Your task:
Report the number of lines in the entries below that include the word "accent", and nothing else.

-- START Records provided --

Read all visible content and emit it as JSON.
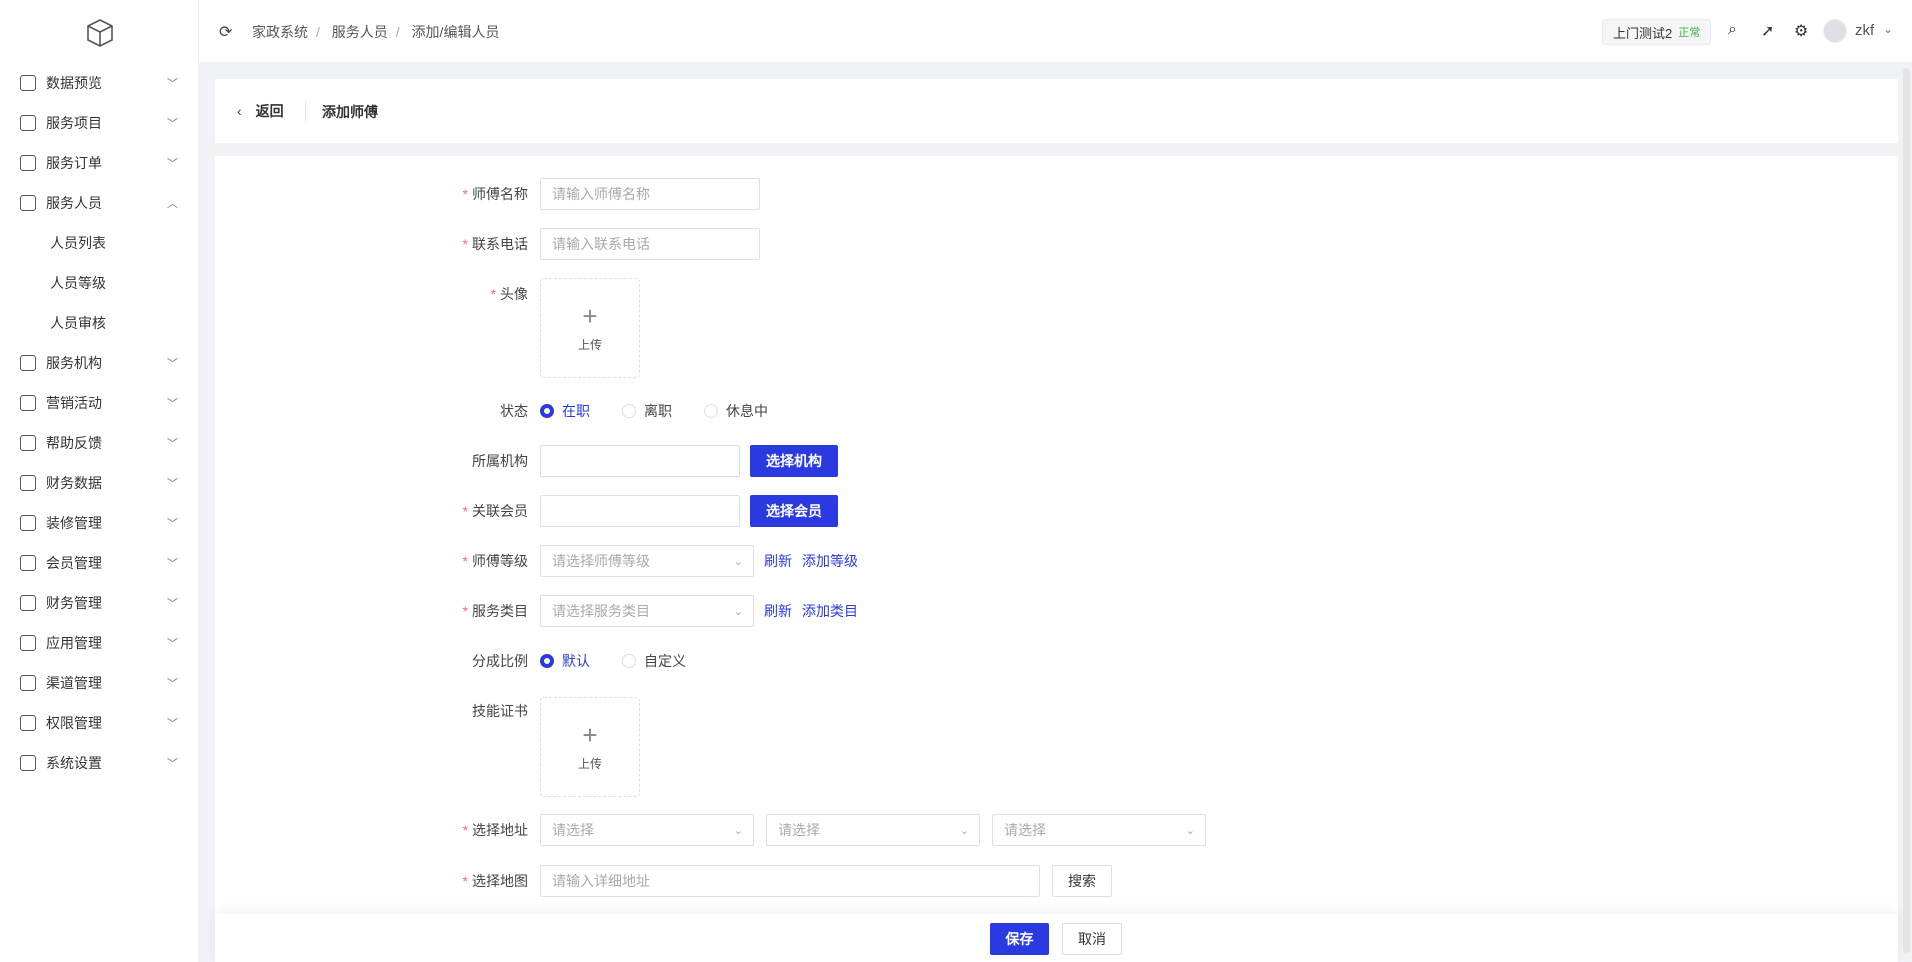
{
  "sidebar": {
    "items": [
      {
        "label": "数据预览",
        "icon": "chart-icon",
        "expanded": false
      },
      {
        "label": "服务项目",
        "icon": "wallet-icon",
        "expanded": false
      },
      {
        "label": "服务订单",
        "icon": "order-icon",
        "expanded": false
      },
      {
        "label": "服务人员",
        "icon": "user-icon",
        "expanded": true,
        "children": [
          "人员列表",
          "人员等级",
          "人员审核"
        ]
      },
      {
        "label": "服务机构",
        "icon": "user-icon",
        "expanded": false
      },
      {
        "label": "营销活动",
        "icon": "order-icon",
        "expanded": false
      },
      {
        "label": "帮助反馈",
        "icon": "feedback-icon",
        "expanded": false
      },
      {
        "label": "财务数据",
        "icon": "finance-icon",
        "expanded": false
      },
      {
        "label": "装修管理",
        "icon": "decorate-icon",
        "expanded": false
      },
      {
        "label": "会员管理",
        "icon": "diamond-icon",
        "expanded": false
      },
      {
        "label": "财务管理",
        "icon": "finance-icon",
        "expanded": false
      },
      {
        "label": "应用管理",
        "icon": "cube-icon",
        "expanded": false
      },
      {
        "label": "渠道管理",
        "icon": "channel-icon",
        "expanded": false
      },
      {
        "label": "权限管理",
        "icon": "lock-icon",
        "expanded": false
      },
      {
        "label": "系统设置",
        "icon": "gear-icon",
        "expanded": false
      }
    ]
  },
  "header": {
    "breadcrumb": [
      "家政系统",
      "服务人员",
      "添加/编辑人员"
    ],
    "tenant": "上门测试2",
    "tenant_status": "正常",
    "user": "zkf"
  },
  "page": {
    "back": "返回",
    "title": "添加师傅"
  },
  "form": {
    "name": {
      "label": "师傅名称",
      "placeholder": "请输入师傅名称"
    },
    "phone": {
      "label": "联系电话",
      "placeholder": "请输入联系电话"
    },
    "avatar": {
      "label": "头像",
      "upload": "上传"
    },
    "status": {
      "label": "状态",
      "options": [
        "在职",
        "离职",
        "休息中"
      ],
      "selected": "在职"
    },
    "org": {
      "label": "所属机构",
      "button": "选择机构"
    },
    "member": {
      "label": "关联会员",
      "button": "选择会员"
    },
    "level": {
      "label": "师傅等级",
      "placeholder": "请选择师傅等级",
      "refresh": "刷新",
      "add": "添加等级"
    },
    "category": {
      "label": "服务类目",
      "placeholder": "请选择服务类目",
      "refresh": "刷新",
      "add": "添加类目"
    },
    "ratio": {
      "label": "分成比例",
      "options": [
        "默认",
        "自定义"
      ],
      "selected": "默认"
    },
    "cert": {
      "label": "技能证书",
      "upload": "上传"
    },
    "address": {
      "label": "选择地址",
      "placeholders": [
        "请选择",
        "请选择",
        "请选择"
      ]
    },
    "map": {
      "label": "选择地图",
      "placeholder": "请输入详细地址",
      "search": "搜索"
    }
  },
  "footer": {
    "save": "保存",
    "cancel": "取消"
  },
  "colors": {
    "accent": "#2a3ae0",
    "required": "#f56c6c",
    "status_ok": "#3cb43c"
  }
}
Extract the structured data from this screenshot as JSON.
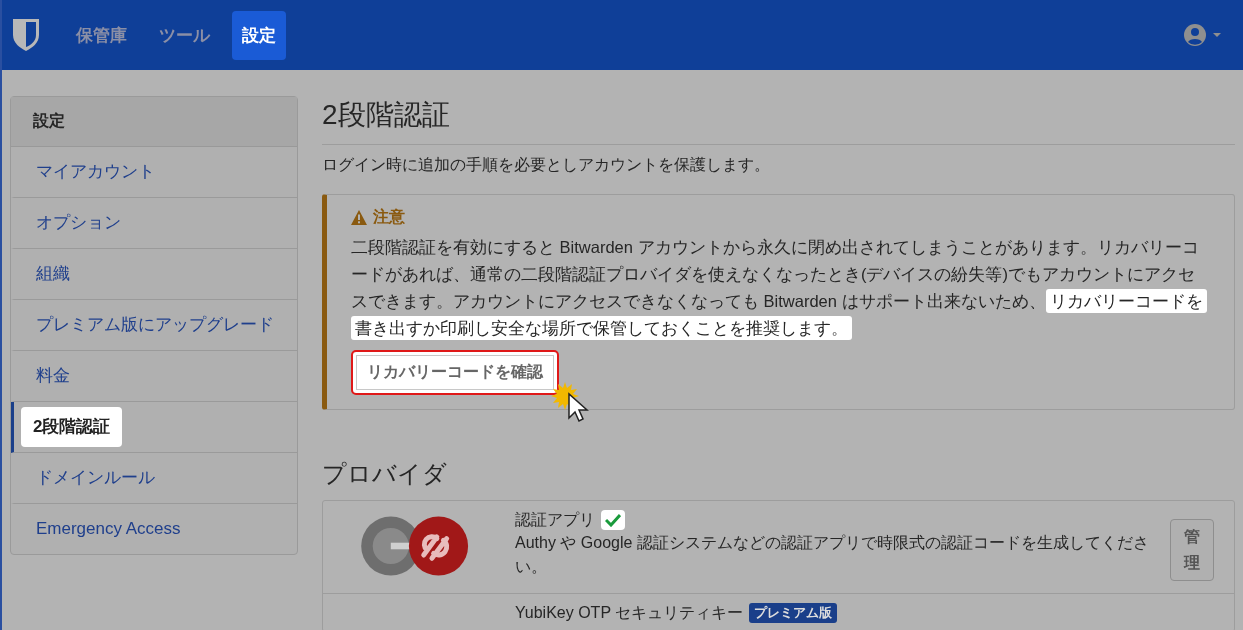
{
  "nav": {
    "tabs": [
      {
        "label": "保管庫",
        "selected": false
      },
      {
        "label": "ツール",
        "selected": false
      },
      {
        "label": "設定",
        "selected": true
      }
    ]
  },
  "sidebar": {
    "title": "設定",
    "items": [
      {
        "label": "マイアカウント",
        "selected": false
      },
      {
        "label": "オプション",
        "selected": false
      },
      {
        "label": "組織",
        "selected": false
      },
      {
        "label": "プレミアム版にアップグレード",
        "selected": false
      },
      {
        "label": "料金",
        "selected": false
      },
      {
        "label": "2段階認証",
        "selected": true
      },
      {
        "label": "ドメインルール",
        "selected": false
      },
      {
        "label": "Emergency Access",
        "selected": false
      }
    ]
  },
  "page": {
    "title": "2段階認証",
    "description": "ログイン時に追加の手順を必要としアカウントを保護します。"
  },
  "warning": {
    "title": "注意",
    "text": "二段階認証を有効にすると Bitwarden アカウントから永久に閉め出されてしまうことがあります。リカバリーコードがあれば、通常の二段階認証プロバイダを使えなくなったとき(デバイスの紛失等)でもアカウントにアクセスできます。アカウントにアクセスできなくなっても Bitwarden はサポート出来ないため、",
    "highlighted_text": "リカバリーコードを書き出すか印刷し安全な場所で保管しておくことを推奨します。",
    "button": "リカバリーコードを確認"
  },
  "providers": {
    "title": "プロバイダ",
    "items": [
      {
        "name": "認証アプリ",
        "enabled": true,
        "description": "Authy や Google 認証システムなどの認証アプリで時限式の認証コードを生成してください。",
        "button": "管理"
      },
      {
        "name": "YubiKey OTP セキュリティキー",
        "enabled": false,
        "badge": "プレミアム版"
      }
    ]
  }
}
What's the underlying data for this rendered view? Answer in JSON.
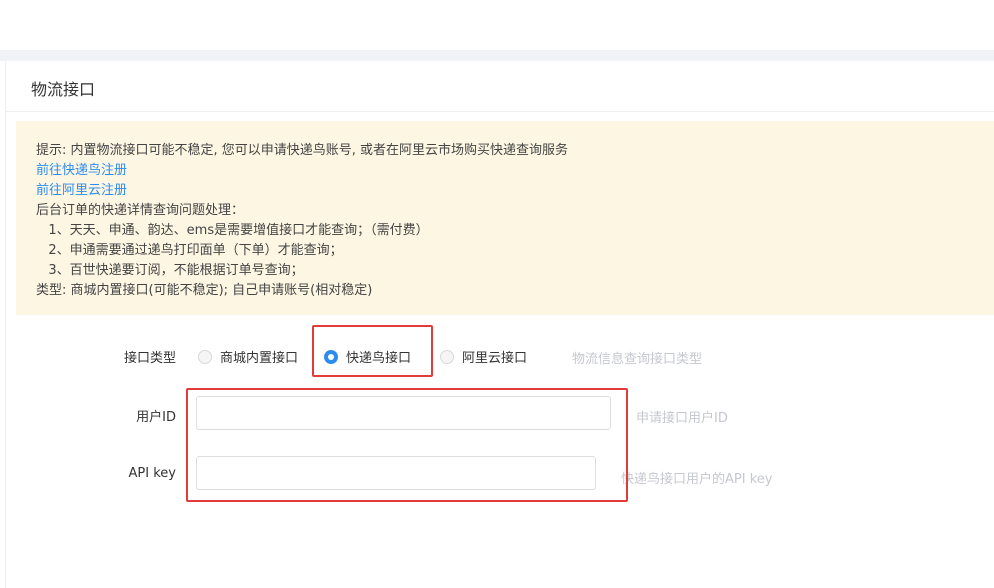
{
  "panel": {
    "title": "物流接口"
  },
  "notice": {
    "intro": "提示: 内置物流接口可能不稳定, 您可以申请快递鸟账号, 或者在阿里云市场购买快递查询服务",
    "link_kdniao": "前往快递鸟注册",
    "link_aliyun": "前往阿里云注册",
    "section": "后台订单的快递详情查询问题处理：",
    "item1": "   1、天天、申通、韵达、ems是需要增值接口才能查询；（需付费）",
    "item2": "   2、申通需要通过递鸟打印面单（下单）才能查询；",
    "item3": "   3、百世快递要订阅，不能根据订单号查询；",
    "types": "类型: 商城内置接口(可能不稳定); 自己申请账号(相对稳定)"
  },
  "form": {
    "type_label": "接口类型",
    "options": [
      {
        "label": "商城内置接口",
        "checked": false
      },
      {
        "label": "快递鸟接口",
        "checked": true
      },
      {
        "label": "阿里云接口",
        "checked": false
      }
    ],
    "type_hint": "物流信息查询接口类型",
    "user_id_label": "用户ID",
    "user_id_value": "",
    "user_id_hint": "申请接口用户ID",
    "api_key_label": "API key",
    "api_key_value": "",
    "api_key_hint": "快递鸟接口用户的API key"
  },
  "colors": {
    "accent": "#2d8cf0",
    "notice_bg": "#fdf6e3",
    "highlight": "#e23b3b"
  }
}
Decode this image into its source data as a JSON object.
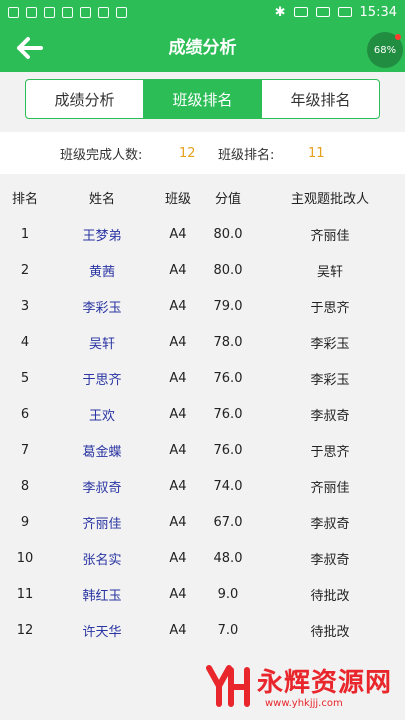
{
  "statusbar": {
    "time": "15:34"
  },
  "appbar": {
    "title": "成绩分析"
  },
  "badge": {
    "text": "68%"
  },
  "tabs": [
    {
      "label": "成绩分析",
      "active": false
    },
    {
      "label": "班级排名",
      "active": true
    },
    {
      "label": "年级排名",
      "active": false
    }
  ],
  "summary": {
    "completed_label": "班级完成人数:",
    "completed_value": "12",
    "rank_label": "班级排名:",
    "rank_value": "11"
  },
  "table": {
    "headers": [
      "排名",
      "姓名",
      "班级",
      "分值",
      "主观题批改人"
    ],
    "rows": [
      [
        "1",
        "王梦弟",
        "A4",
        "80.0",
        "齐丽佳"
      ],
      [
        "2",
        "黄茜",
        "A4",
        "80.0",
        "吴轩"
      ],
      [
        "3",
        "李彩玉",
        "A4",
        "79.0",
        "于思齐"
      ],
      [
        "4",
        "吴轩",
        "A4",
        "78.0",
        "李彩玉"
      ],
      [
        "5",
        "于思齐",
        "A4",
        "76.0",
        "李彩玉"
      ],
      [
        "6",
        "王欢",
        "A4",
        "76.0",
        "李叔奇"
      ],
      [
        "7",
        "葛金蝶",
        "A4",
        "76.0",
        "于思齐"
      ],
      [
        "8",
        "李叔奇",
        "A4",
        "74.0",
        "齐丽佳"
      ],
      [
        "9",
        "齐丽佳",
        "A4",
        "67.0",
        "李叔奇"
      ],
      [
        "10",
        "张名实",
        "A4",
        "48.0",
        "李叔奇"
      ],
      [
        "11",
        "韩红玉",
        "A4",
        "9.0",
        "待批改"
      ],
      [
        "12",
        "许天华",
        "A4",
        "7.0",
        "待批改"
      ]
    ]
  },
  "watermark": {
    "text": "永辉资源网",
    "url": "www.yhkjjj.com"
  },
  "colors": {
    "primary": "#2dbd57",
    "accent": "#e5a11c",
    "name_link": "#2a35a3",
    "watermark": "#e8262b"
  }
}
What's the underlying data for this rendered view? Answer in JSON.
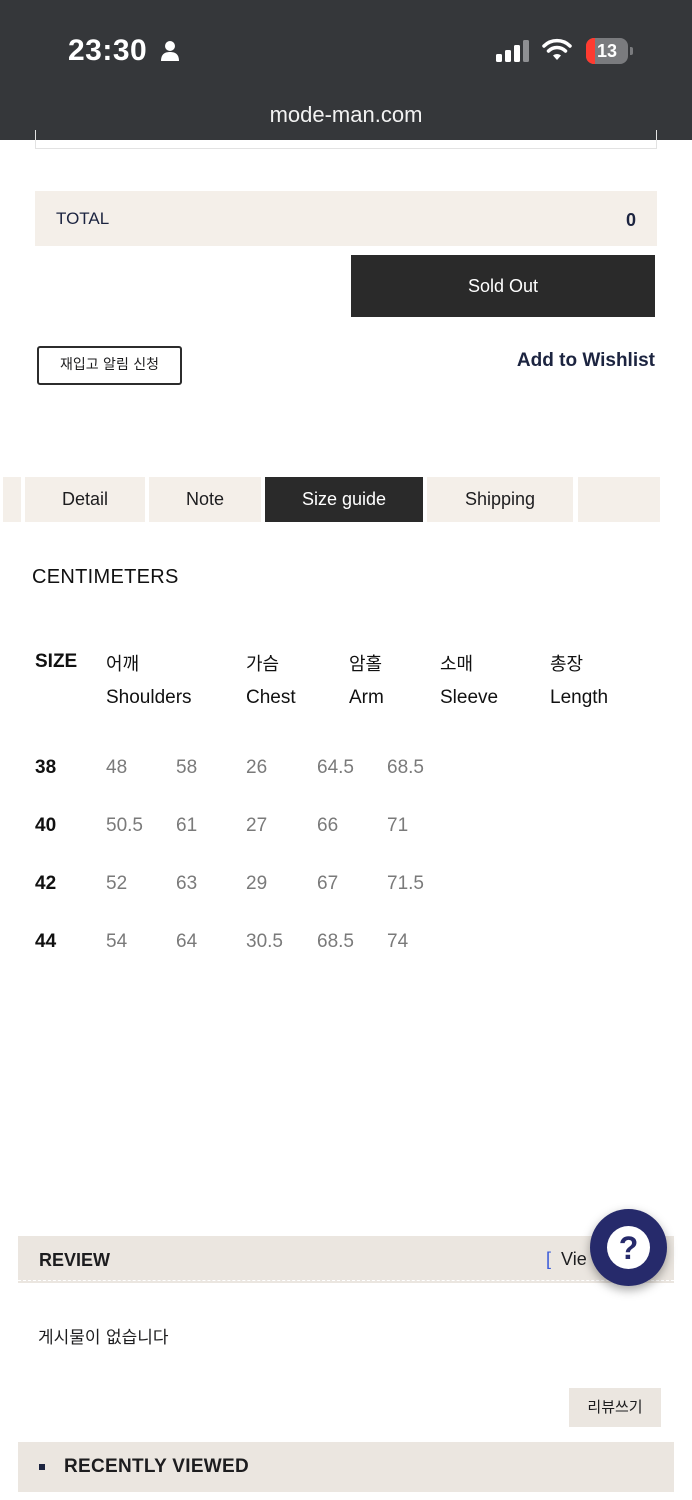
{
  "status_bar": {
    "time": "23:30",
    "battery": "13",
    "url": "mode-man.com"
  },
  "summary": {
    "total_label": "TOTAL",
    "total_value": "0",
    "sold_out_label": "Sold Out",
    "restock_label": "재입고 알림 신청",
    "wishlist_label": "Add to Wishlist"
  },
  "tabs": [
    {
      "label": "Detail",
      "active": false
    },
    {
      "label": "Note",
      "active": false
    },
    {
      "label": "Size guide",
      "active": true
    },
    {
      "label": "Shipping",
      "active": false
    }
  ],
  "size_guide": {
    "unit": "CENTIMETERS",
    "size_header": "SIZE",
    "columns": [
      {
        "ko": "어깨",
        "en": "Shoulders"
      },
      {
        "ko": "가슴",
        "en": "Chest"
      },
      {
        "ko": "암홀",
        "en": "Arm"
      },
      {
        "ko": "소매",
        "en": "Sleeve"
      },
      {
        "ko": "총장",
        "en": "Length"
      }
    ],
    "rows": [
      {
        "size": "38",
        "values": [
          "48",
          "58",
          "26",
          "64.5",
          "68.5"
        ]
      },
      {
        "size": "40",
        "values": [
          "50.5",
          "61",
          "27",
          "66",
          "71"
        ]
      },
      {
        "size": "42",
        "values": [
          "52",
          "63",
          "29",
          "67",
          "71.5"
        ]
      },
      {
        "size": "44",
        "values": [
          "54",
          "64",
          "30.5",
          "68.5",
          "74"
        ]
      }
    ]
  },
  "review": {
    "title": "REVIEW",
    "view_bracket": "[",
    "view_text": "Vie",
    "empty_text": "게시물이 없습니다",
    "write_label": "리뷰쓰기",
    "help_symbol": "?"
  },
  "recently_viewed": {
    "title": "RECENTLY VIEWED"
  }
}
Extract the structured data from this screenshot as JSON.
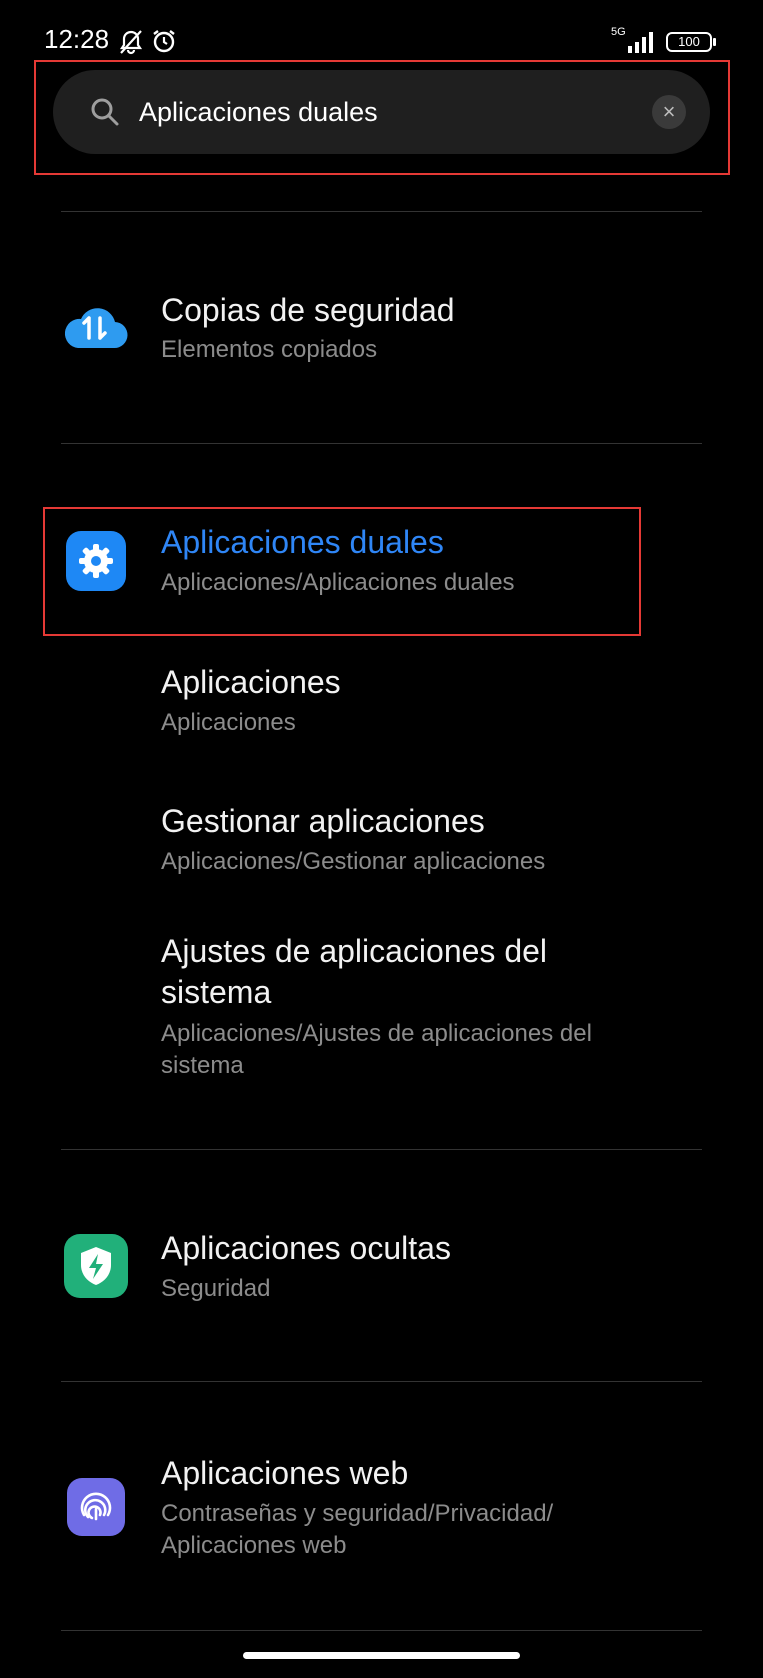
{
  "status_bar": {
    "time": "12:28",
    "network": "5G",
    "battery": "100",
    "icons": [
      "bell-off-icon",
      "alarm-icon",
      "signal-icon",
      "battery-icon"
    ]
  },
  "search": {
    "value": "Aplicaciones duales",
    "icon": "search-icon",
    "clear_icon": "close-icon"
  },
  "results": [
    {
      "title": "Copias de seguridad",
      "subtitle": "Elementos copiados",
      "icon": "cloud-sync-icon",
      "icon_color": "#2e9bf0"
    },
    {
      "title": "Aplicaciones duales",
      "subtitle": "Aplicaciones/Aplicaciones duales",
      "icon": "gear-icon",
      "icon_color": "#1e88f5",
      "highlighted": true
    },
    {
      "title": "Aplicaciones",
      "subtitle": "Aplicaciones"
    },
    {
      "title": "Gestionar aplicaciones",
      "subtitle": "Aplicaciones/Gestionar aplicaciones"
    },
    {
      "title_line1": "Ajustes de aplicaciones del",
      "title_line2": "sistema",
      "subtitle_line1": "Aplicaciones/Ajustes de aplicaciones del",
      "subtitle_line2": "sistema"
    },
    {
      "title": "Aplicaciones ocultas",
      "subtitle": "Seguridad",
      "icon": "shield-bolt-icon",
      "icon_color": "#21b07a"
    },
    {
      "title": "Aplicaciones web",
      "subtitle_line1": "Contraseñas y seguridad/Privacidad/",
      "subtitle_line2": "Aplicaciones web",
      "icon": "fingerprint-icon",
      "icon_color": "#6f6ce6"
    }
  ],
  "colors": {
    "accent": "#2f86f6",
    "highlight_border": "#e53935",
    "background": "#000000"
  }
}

-- END Records provided --

Exercise result:
4